◆ Texte fourni
Par la détection d'abord, et c'est tout l'intérêt, toute l'importance de disposer d'une presse pluraliste et indépendante, capable de détecter et de contrer les manœuvres de désinformation qui sont déployées pour fragiliser la démocratie. C'est l'un des sujets qui nous rassemble aujourd'hui. Ça n'exonère pas la puissance publique de se doter aussi des moyens pour pouvoir attribuer, pour pouvoir débusquer ces manœuvres lorsqu'elles interviennent. Il ne s'agit pas pour la puissance publique de décider de ce qui est juste ou de ce qui est vrai et de ce qui est faux. Ce n'est pas la question. Mais il s'agit pour la puissance publique de pouvoir caractériser des comportements lorsqu'ils sont inauthentiques et lorsqu'ils sont malveillants. Et c'est ce que la France a fait sous l'impulsion du président de la République en 2021, en créant un service interministériel dont le nom est VIGINUM et dont la vocation n'est pas de distinguer ce qui, sur les réseaux sociaux, est vrai ou faux, mais est de caractériser les ingérences numériques étrangères, c'est-à-dire des comportements venant de l'étranger, manifestement inauthentiques, menés à des fins malveillantes pour fragiliser la démocratie de l'intérieur. Et je pense que ce modèle qui préserve l'intégrité de l'information est tout à fait complémentaire avec l'action résolue d'une presse libre et indépendante et d'une information pluraliste.

◆ Consigne écrite 1
Repérez dans les entrées chaque ligne qui contient la chaîne « time », puis recopiez-les toutes.

Données stockées
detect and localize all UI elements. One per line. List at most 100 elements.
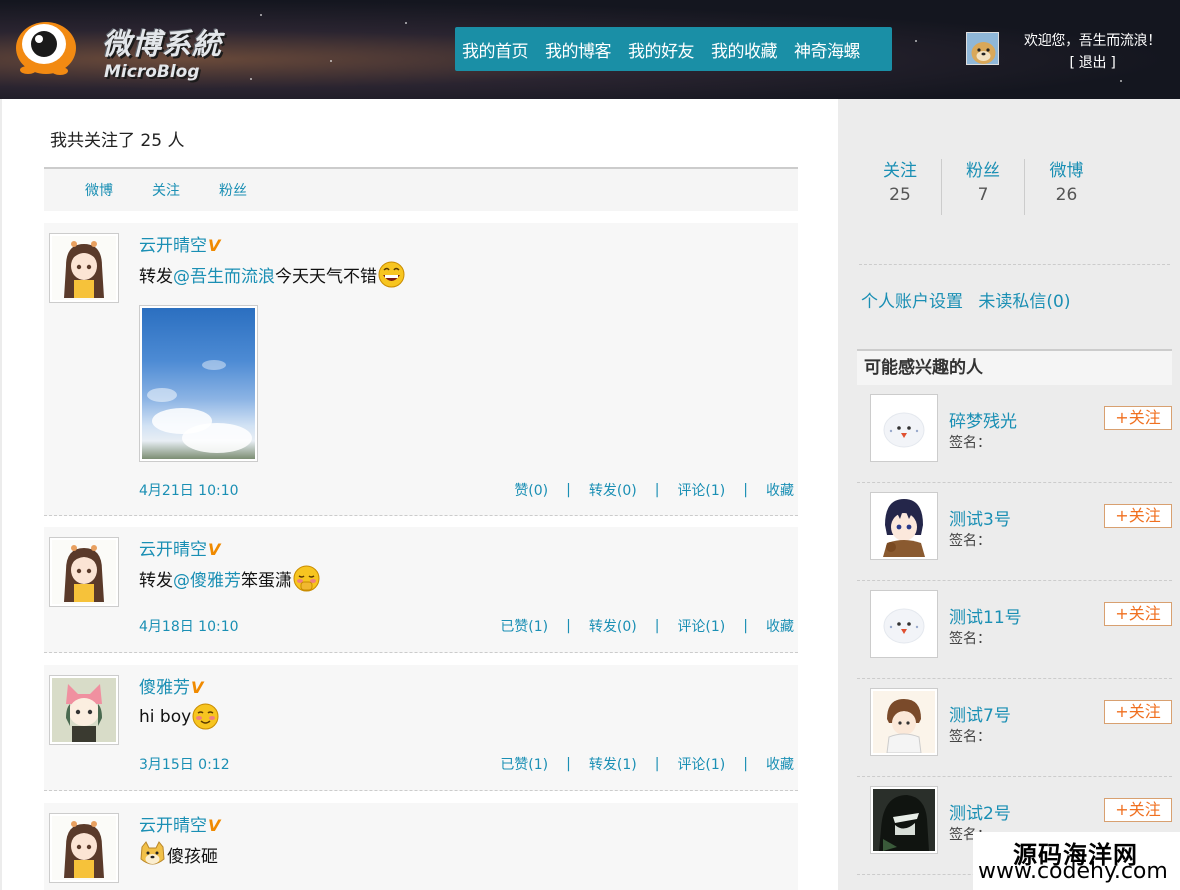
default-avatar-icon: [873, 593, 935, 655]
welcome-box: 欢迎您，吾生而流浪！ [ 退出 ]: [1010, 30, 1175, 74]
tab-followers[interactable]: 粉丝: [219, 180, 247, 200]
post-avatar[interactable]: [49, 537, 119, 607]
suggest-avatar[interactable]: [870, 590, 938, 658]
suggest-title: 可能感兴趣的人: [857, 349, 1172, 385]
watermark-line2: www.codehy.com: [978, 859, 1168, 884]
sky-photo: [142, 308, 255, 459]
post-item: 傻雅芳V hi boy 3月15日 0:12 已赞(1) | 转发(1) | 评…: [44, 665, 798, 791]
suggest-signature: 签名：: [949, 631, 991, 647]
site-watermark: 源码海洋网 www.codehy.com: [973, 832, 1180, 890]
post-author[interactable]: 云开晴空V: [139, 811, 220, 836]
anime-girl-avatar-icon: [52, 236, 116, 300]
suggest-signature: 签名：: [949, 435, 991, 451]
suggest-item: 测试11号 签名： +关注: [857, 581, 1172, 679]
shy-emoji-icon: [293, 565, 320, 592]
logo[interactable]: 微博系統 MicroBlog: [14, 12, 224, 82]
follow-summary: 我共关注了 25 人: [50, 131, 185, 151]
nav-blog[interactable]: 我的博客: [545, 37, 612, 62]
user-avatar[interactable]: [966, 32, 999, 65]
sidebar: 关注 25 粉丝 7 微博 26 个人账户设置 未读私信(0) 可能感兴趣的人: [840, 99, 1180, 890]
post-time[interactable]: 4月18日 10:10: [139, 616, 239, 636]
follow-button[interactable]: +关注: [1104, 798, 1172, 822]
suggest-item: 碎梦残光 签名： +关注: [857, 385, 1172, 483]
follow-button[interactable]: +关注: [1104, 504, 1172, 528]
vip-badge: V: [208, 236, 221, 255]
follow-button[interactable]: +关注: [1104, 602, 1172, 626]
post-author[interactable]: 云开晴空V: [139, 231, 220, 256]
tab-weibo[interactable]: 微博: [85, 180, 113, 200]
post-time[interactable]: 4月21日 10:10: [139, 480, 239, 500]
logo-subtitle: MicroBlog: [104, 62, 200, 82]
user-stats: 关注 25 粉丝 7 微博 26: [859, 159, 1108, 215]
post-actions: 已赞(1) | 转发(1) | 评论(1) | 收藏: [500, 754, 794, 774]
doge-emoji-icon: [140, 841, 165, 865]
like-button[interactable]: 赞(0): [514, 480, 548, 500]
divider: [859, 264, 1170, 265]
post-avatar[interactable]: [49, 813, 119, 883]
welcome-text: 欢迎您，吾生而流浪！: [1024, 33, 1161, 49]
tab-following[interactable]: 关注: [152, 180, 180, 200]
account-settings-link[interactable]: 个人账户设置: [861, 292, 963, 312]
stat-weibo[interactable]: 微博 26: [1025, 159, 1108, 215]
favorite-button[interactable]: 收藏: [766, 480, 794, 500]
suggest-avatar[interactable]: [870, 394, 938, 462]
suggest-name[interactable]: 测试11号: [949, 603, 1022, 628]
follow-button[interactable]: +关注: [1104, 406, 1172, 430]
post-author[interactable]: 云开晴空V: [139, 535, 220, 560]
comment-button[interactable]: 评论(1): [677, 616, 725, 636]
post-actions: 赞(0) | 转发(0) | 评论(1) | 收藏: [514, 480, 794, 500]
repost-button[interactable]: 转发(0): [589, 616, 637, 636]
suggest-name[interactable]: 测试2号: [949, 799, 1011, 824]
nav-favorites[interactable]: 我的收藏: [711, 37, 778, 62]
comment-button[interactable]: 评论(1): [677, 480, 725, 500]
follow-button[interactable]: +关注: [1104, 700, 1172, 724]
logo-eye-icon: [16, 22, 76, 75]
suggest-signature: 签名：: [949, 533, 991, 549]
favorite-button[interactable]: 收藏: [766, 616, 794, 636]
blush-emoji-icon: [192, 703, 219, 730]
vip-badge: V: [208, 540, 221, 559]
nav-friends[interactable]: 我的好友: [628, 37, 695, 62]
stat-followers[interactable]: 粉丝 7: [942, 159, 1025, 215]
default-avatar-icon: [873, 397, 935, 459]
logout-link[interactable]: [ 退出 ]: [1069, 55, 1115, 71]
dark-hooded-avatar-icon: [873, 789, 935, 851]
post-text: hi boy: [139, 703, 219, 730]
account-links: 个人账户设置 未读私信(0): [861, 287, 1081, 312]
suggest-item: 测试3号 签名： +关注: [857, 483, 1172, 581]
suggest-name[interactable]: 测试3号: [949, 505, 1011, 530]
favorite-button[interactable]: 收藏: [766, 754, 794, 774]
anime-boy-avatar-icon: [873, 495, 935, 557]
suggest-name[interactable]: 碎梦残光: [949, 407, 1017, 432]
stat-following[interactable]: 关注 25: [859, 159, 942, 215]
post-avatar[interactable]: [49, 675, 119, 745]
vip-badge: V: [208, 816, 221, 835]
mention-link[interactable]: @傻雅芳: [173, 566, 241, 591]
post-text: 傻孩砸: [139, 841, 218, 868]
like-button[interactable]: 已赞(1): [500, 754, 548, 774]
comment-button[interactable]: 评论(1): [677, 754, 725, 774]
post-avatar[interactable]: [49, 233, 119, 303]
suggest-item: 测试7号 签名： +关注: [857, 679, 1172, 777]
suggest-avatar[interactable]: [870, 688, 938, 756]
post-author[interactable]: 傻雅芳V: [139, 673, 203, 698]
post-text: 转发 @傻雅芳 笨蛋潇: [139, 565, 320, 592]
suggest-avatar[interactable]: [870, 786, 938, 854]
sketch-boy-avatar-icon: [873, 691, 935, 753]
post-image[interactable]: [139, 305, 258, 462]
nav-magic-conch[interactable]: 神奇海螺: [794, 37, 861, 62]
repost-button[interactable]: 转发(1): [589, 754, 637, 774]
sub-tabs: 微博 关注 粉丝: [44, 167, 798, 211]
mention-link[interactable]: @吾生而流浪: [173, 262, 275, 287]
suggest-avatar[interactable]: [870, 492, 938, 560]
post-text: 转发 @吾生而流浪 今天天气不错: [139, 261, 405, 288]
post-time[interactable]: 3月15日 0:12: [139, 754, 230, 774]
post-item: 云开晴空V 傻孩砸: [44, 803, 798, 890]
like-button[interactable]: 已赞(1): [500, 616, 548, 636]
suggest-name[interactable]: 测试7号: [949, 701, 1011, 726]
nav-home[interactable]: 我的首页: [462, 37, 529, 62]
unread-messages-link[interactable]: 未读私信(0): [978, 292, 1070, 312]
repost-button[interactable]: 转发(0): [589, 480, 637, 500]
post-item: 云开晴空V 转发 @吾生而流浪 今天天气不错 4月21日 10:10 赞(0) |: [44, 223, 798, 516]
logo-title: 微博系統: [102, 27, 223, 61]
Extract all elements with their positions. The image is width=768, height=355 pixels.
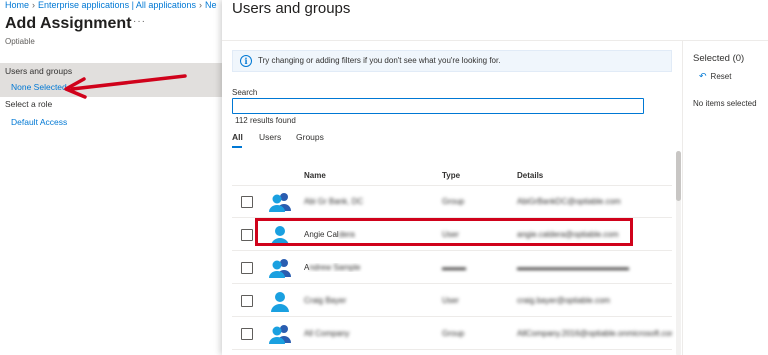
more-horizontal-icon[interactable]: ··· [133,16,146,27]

◆ Consigne écrite 2
Pour chaque affirmation, dites si elle concorde avec le texte sur la désinformation en répondant par oui ou par non, et citez les mots décisifs de ce texte : (a) VIGINUM a été créé en 2021 ; (b) la puissance publique doit décider de ce qui est vrai et de ce qui est faux ; (c) VIGINUM a pour vocation de caractériser les ingérences numériques étrangères.

◆ Résultat de l'exercice 1
post-time[interactable]: 4月18日 10:10: [139, 616, 239, 636]
post-time[interactable]: 4月21日 10:10: [139, 480, 239, 500]
post-time[interactable]: 3月15日 0:12: [139, 754, 230, 774]

◆ Résultat de l'exercice 2
(a) Oui : « en 2021, en créant un service interministériel dont le nom est VIGINUM ».
(b) Non : « Il ne s'agit pas pour la puissance publique de décider de ce qui est juste ou de ce qui est vrai et de ce qui est faux. »
(c) Oui : « mais est de caractériser les ingérences numériques étrangères ».